# Goal
Would you write out the listing verbatim and skip every picture in it?

# Records for this exercise
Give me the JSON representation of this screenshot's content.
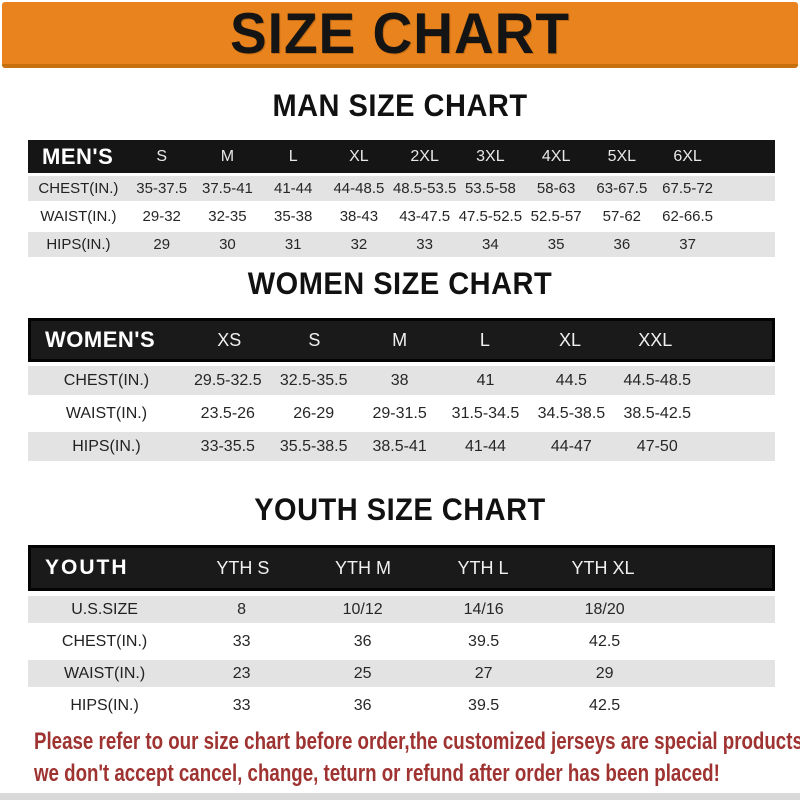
{
  "banner": {
    "title": "SIZE CHART",
    "bg_color": "#E8831D"
  },
  "sections": [
    {
      "heading": "MAN SIZE CHART",
      "table": {
        "label": "MEN'S",
        "columns": [
          "S",
          "M",
          "L",
          "XL",
          "2XL",
          "3XL",
          "4XL",
          "5XL",
          "6XL"
        ],
        "rows": [
          {
            "label": "CHEST(IN.)",
            "values": [
              "35-37.5",
              "37.5-41",
              "41-44",
              "44-48.5",
              "48.5-53.5",
              "53.5-58",
              "58-63",
              "63-67.5",
              "67.5-72"
            ]
          },
          {
            "label": "WAIST(IN.)",
            "values": [
              "29-32",
              "32-35",
              "35-38",
              "38-43",
              "43-47.5",
              "47.5-52.5",
              "52.5-57",
              "57-62",
              "62-66.5"
            ]
          },
          {
            "label": "HIPS(IN.)",
            "values": [
              "29",
              "30",
              "31",
              "32",
              "33",
              "34",
              "35",
              "36",
              "37"
            ]
          }
        ]
      }
    },
    {
      "heading": "WOMEN SIZE CHART",
      "table": {
        "label": "WOMEN'S",
        "columns": [
          "XS",
          "S",
          "M",
          "L",
          "XL",
          "XXL"
        ],
        "rows": [
          {
            "label": "CHEST(IN.)",
            "values": [
              "29.5-32.5",
              "32.5-35.5",
              "38",
              "41",
              "44.5",
              "44.5-48.5"
            ]
          },
          {
            "label": "WAIST(IN.)",
            "values": [
              "23.5-26",
              "26-29",
              "29-31.5",
              "31.5-34.5",
              "34.5-38.5",
              "38.5-42.5"
            ]
          },
          {
            "label": "HIPS(IN.)",
            "values": [
              "33-35.5",
              "35.5-38.5",
              "38.5-41",
              "41-44",
              "44-47",
              "47-50"
            ]
          }
        ]
      }
    },
    {
      "heading": "YOUTH SIZE CHART",
      "table": {
        "label": "YOUTH",
        "columns": [
          "YTH S",
          "YTH M",
          "YTH L",
          "YTH XL"
        ],
        "rows": [
          {
            "label": "U.S.SIZE",
            "values": [
              "8",
              "10/12",
              "14/16",
              "18/20"
            ]
          },
          {
            "label": "CHEST(IN.)",
            "values": [
              "33",
              "36",
              "39.5",
              "42.5"
            ]
          },
          {
            "label": "WAIST(IN.)",
            "values": [
              "23",
              "25",
              "27",
              "29"
            ]
          },
          {
            "label": "HIPS(IN.)",
            "values": [
              "33",
              "36",
              "39.5",
              "42.5"
            ]
          }
        ]
      }
    }
  ],
  "footer": {
    "lines": [
      "Please refer to our size chart before order,the customized jerseys are special products,",
      "we don't accept cancel, change, teturn or refund after order has been placed!"
    ],
    "text_color": "#9E3331"
  }
}
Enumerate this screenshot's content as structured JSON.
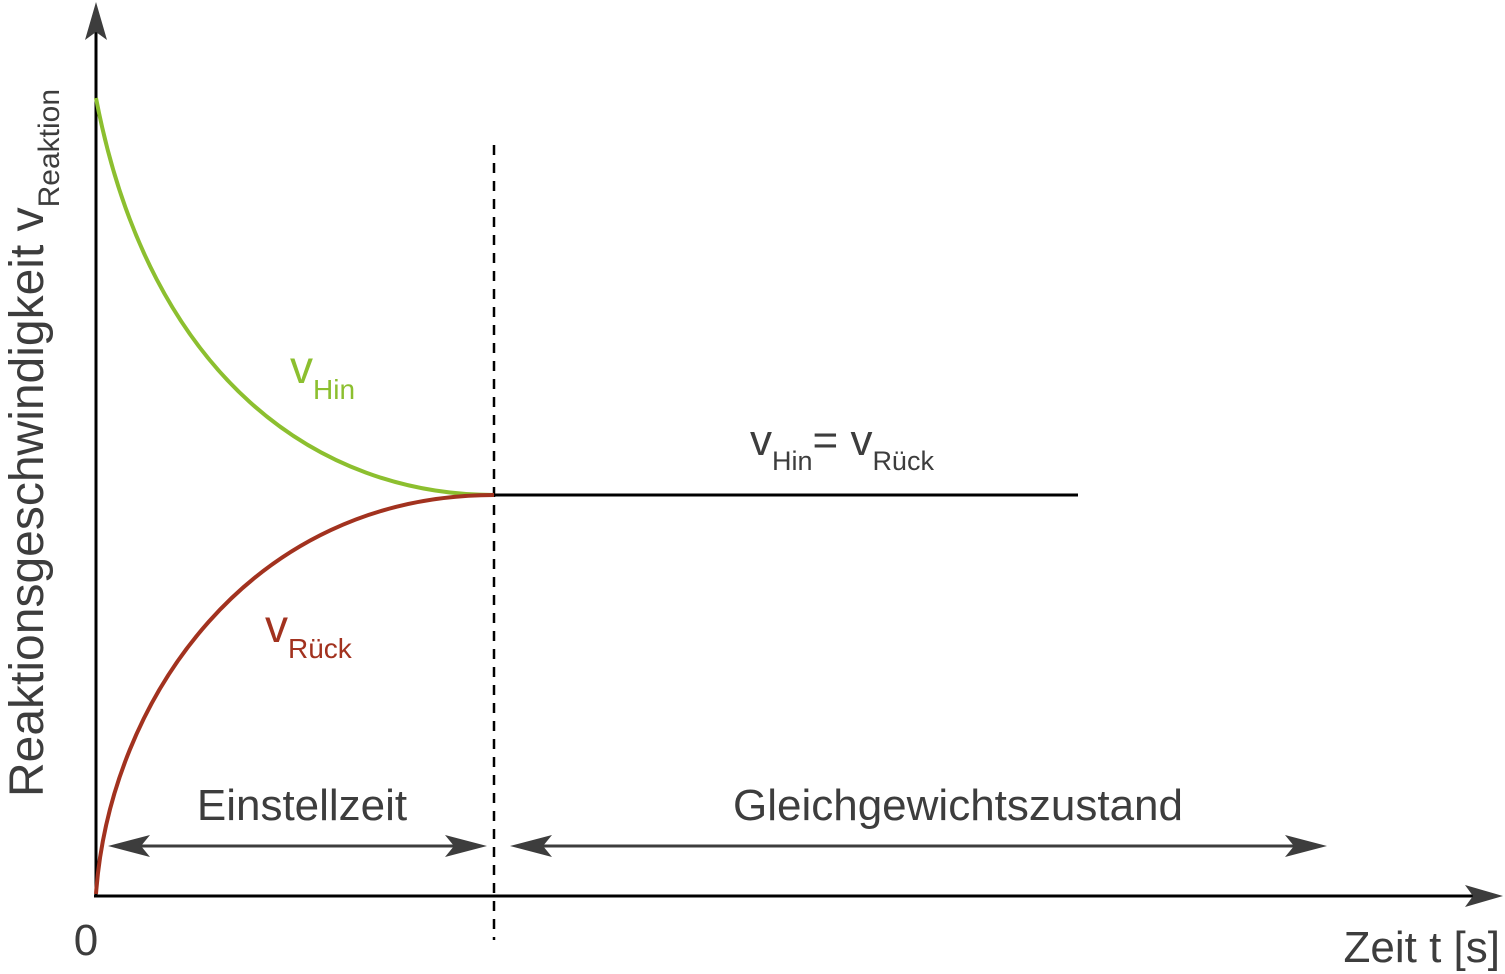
{
  "y_axis_label": {
    "main": "Reaktionsgeschwindigkeit v",
    "sub": "Reaktion"
  },
  "x_axis_label": "Zeit t [s]",
  "origin_label": "0",
  "curves": {
    "hin": {
      "v": "v",
      "sub": "Hin",
      "color": "#8cbf2f"
    },
    "rueck": {
      "v": "v",
      "sub": "Rück",
      "color": "#a2321f"
    }
  },
  "equilibrium_label": {
    "v1": "v",
    "sub1": "Hin",
    "eq": "= ",
    "v2": "v",
    "sub2": "Rück"
  },
  "phases": {
    "einstellzeit": "Einstellzeit",
    "gleichgewicht": "Gleichgewichtszustand"
  },
  "colors": {
    "axis": "#000000",
    "text": "#3d3d3d",
    "arrow": "#3d3d3d"
  }
}
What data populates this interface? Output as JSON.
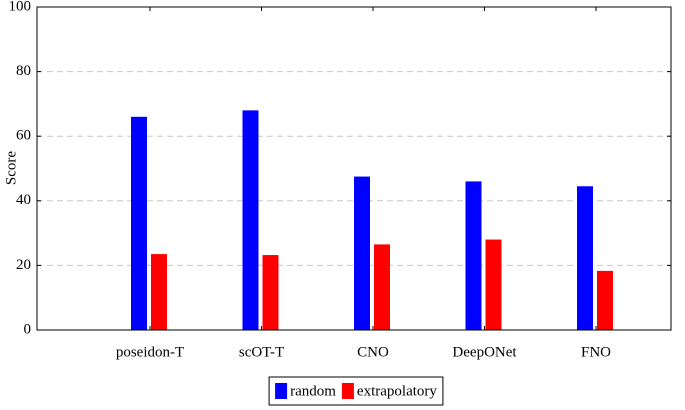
{
  "chart_data": {
    "type": "bar",
    "y_label": "Score",
    "categories": [
      "poseidon-T",
      "scOT-T",
      "CNO",
      "DeepONet",
      "FNO"
    ],
    "series": [
      {
        "name": "random",
        "color": "#0000ff",
        "values": [
          66,
          68,
          47.5,
          46,
          44.5
        ]
      },
      {
        "name": "extrapolatory",
        "color": "#ff0000",
        "values": [
          23.5,
          23.2,
          26.5,
          28,
          18.3
        ]
      }
    ],
    "ylim": [
      0,
      100
    ],
    "yticks": [
      0,
      20,
      40,
      60,
      80,
      100
    ],
    "grid": true,
    "legend": "bottom"
  }
}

# Answer to the problem
Give me the JSON representation of this screenshot's content.
{
  "banner": {
    "title": "SIZE CHART",
    "bg_color": "#E8831D"
  },
  "sections": [
    {
      "heading": "MAN SIZE CHART",
      "table": {
        "label": "MEN'S",
        "columns": [
          "S",
          "M",
          "L",
          "XL",
          "2XL",
          "3XL",
          "4XL",
          "5XL",
          "6XL"
        ],
        "rows": [
          {
            "label": "CHEST(IN.)",
            "values": [
              "35-37.5",
              "37.5-41",
              "41-44",
              "44-48.5",
              "48.5-53.5",
              "53.5-58",
              "58-63",
              "63-67.5",
              "67.5-72"
            ]
          },
          {
            "label": "WAIST(IN.)",
            "values": [
              "29-32",
              "32-35",
              "35-38",
              "38-43",
              "43-47.5",
              "47.5-52.5",
              "52.5-57",
              "57-62",
              "62-66.5"
            ]
          },
          {
            "label": "HIPS(IN.)",
            "values": [
              "29",
              "30",
              "31",
              "32",
              "33",
              "34",
              "35",
              "36",
              "37"
            ]
          }
        ]
      }
    },
    {
      "heading": "WOMEN SIZE CHART",
      "table": {
        "label": "WOMEN'S",
        "columns": [
          "XS",
          "S",
          "M",
          "L",
          "XL",
          "XXL"
        ],
        "rows": [
          {
            "label": "CHEST(IN.)",
            "values": [
              "29.5-32.5",
              "32.5-35.5",
              "38",
              "41",
              "44.5",
              "44.5-48.5"
            ]
          },
          {
            "label": "WAIST(IN.)",
            "values": [
              "23.5-26",
              "26-29",
              "29-31.5",
              "31.5-34.5",
              "34.5-38.5",
              "38.5-42.5"
            ]
          },
          {
            "label": "HIPS(IN.)",
            "values": [
              "33-35.5",
              "35.5-38.5",
              "38.5-41",
              "41-44",
              "44-47",
              "47-50"
            ]
          }
        ]
      }
    },
    {
      "heading": "YOUTH SIZE CHART",
      "table": {
        "label": "YOUTH",
        "columns": [
          "YTH S",
          "YTH M",
          "YTH L",
          "YTH XL"
        ],
        "rows": [
          {
            "label": "U.S.SIZE",
            "values": [
              "8",
              "10/12",
              "14/16",
              "18/20"
            ]
          },
          {
            "label": "CHEST(IN.)",
            "values": [
              "33",
              "36",
              "39.5",
              "42.5"
            ]
          },
          {
            "label": "WAIST(IN.)",
            "values": [
              "23",
              "25",
              "27",
              "29"
            ]
          },
          {
            "label": "HIPS(IN.)",
            "values": [
              "33",
              "36",
              "39.5",
              "42.5"
            ]
          }
        ]
      }
    }
  ],
  "footer": {
    "lines": [
      "Please refer to our size chart before order,the customized jerseys are special products,",
      "we don't accept cancel, change, teturn or refund after order has been placed!"
    ],
    "text_color": "#9E3331"
  }
}
Enumerate this screenshot's content as structured JSON.
{
  "y_axis_label": {
    "main": "Reaktionsgeschwindigkeit v",
    "sub": "Reaktion"
  },
  "x_axis_label": "Zeit t [s]",
  "origin_label": "0",
  "curves": {
    "hin": {
      "v": "v",
      "sub": "Hin",
      "color": "#8cbf2f"
    },
    "rueck": {
      "v": "v",
      "sub": "Rück",
      "color": "#a2321f"
    }
  },
  "equilibrium_label": {
    "v1": "v",
    "sub1": "Hin",
    "eq": "= ",
    "v2": "v",
    "sub2": "Rück"
  },
  "phases": {
    "einstellzeit": "Einstellzeit",
    "gleichgewicht": "Gleichgewichtszustand"
  },
  "colors": {
    "axis": "#000000",
    "text": "#3d3d3d",
    "arrow": "#3d3d3d"
  }
}
What data populates this interface? Output as JSON.
{
  "chart_data": {
    "type": "bar",
    "y_label": "Score",
    "categories": [
      "poseidon-T",
      "scOT-T",
      "CNO",
      "DeepONet",
      "FNO"
    ],
    "series": [
      {
        "name": "random",
        "color": "#0000ff",
        "values": [
          66,
          68,
          47.5,
          46,
          44.5
        ]
      },
      {
        "name": "extrapolatory",
        "color": "#ff0000",
        "values": [
          23.5,
          23.2,
          26.5,
          28,
          18.3
        ]
      }
    ],
    "ylim": [
      0,
      100
    ],
    "yticks": [
      0,
      20,
      40,
      60,
      80,
      100
    ],
    "grid": true,
    "legend": "bottom"
  }
}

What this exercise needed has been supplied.